## [LISTING]
- - - -

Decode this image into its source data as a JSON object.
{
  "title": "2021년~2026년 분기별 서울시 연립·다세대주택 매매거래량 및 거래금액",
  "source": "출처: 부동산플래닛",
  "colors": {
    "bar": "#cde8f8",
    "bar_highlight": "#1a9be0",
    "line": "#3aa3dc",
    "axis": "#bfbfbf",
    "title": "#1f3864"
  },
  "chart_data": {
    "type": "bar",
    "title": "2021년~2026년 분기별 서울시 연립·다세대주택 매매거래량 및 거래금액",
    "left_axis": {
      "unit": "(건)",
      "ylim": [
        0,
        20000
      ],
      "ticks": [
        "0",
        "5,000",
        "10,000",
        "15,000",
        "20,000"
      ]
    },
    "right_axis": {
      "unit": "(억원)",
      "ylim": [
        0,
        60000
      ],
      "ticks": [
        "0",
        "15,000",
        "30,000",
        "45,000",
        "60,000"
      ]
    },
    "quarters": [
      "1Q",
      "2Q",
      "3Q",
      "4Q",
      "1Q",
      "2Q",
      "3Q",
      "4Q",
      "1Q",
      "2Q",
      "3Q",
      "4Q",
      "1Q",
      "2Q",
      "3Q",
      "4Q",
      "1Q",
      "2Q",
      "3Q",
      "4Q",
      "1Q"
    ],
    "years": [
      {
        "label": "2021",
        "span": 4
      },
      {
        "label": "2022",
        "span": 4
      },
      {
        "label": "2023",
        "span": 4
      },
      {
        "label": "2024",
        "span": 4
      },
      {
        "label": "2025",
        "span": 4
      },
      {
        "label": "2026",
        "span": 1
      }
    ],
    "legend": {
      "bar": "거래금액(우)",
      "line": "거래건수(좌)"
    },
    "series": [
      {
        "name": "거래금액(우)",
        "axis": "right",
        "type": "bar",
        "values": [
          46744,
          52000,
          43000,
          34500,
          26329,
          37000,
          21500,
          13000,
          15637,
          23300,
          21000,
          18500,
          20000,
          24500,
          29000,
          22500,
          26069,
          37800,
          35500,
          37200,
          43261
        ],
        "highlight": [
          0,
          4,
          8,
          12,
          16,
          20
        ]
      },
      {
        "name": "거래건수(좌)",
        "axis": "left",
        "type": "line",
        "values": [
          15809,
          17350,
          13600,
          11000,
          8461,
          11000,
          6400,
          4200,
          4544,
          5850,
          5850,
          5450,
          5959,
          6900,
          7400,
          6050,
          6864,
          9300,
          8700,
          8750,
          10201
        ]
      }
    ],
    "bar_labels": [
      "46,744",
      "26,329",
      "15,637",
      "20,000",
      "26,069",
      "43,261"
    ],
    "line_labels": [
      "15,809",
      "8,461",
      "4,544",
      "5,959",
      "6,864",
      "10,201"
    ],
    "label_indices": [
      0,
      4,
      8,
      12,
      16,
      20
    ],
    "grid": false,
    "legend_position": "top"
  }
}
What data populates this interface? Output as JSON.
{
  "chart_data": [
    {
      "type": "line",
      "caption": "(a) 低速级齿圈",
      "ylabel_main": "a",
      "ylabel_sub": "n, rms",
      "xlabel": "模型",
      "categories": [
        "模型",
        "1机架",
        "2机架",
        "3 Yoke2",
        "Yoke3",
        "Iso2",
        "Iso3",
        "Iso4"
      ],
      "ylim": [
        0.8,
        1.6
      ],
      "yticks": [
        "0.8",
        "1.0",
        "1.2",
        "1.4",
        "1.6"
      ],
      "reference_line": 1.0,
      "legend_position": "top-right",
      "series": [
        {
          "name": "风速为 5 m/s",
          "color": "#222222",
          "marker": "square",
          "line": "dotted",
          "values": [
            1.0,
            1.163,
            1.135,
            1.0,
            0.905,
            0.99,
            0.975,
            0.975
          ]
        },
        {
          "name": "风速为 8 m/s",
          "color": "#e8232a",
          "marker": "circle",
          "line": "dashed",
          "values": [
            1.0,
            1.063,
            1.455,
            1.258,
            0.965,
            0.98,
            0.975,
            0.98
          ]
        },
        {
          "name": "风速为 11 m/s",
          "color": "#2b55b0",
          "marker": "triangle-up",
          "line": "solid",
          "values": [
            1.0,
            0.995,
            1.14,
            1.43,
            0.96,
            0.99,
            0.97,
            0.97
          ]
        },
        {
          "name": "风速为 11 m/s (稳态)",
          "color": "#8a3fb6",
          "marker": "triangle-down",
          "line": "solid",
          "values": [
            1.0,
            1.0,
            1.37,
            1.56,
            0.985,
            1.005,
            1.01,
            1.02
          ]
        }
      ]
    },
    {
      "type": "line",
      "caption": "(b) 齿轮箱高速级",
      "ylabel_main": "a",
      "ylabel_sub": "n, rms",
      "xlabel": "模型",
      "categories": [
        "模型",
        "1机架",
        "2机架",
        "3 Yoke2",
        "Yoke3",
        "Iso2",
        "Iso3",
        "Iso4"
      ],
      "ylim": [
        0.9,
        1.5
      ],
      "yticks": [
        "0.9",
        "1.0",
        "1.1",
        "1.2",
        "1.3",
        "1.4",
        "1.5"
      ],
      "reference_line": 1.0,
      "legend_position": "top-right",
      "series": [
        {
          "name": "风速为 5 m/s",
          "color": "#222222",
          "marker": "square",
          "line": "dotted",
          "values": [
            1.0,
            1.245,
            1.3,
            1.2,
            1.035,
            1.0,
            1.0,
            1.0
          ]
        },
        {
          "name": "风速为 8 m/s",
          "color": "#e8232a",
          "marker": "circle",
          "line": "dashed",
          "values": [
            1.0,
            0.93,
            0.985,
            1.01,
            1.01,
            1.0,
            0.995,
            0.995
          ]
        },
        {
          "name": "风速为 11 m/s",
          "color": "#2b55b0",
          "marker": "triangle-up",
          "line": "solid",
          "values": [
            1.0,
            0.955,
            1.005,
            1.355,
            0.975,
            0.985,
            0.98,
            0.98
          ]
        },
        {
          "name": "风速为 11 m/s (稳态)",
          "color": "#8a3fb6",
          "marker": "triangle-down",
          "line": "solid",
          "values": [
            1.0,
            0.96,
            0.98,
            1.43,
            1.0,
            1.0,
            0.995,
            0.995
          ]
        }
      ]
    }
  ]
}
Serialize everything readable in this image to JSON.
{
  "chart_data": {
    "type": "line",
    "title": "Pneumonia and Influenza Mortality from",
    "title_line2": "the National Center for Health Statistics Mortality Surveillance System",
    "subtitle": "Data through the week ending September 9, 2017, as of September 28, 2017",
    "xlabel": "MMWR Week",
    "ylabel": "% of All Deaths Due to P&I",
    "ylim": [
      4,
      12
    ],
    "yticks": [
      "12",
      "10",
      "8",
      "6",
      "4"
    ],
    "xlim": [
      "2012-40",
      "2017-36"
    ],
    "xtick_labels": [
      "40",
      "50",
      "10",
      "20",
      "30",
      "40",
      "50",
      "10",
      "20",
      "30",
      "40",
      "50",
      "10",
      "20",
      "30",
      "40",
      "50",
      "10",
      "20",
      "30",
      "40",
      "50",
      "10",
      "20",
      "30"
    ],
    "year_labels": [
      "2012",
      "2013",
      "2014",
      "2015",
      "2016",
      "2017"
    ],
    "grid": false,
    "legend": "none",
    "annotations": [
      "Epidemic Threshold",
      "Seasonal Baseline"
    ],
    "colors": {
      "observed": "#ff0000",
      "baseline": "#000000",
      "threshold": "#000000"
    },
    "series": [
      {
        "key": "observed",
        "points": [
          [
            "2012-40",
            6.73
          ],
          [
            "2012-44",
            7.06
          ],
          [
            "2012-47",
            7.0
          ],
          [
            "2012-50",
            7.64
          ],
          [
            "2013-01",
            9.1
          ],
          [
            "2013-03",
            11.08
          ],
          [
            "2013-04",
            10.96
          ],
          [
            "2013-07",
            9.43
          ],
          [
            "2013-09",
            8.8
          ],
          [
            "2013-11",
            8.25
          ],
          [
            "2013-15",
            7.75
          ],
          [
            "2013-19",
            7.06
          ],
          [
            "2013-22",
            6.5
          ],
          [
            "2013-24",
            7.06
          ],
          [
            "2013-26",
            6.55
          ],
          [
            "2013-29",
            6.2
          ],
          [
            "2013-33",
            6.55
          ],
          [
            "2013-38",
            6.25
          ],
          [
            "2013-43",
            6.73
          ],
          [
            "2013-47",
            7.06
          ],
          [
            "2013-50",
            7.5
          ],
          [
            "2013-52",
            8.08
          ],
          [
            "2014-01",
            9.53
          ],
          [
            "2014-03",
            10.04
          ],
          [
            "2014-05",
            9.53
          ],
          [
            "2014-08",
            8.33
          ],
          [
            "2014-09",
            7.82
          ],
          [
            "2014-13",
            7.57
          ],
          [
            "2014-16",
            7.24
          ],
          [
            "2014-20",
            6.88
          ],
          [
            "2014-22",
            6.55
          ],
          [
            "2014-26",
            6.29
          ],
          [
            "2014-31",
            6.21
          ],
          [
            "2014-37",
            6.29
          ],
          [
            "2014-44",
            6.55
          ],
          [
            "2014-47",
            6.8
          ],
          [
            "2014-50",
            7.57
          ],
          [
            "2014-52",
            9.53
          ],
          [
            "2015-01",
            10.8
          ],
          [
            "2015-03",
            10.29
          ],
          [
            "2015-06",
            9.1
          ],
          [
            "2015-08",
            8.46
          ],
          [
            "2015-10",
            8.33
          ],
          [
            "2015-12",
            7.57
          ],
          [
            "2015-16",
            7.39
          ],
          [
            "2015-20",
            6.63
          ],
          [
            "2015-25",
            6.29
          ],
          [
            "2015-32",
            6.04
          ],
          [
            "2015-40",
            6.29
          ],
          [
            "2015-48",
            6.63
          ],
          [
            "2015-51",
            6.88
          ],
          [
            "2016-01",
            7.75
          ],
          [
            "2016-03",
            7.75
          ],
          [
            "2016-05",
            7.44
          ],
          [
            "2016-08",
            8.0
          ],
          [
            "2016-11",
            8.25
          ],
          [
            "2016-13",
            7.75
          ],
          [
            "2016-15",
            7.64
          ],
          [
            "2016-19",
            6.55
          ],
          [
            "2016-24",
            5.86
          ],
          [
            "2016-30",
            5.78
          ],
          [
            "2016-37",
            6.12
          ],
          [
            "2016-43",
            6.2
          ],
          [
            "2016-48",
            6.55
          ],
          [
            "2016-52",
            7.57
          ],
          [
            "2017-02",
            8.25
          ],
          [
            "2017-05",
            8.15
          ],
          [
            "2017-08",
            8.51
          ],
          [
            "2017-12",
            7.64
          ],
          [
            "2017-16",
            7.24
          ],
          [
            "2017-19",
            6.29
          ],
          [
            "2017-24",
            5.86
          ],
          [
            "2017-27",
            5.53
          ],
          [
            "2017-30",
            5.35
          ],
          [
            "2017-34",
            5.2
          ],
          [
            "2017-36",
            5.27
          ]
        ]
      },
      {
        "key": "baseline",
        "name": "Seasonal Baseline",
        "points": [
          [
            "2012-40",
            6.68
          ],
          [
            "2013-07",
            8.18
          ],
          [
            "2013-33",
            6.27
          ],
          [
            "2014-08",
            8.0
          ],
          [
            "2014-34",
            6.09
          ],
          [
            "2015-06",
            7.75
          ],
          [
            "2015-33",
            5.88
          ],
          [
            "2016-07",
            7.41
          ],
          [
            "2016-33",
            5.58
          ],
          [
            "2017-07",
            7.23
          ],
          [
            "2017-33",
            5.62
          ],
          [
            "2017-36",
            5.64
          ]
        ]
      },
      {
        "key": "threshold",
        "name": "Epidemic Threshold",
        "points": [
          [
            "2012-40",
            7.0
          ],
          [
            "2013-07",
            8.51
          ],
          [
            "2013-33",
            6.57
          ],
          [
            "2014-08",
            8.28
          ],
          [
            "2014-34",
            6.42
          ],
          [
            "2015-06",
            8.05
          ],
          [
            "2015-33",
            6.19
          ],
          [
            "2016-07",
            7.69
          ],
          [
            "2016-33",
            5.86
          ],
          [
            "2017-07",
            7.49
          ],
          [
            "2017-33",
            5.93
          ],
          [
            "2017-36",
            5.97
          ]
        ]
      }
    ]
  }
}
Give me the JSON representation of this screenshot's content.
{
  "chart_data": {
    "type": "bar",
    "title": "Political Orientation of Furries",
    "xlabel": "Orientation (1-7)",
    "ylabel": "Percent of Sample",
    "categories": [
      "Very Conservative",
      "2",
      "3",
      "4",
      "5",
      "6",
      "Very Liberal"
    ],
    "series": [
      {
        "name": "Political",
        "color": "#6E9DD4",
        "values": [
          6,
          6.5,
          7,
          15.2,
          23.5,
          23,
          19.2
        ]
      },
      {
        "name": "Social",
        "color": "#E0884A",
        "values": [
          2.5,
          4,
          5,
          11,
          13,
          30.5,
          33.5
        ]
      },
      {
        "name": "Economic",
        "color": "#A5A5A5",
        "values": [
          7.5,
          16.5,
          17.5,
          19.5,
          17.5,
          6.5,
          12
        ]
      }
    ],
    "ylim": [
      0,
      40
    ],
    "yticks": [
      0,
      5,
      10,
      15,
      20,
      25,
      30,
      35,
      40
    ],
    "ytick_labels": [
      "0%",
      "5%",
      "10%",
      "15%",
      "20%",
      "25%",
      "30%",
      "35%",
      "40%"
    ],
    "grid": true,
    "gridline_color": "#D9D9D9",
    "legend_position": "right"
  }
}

- - - -

Starting with the line that contains "Give me the", return each line through the last one of the data above, exactly as written and nothing more.

## [COMPLETED EXERCISE]
Give me the JSON representation of this screenshot's content.
{
  "chart_data": {
    "type": "bar",
    "title": "Political Orientation of Furries",
    "xlabel": "Orientation (1-7)",
    "ylabel": "Percent of Sample",
    "categories": [
      "Very Conservative",
      "2",
      "3",
      "4",
      "5",
      "6",
      "Very Liberal"
    ],
    "series": [
      {
        "name": "Political",
        "color": "#6E9DD4",
        "values": [
          6,
          6.5,
          7,
          15.2,
          23.5,
          23,
          19.2
        ]
      },
      {
        "name": "Social",
        "color": "#E0884A",
        "values": [
          2.5,
          4,
          5,
          11,
          13,
          30.5,
          33.5
        ]
      },
      {
        "name": "Economic",
        "color": "#A5A5A5",
        "values": [
          7.5,
          16.5,
          17.5,
          19.5,
          17.5,
          6.5,
          12
        ]
      }
    ],
    "ylim": [
      0,
      40
    ],
    "yticks": [
      0,
      5,
      10,
      15,
      20,
      25,
      30,
      35,
      40
    ],
    "ytick_labels": [
      "0%",
      "5%",
      "10%",
      "15%",
      "20%",
      "25%",
      "30%",
      "35%",
      "40%"
    ],
    "grid": true,
    "gridline_color": "#D9D9D9",
    "legend_position": "right"
  }
}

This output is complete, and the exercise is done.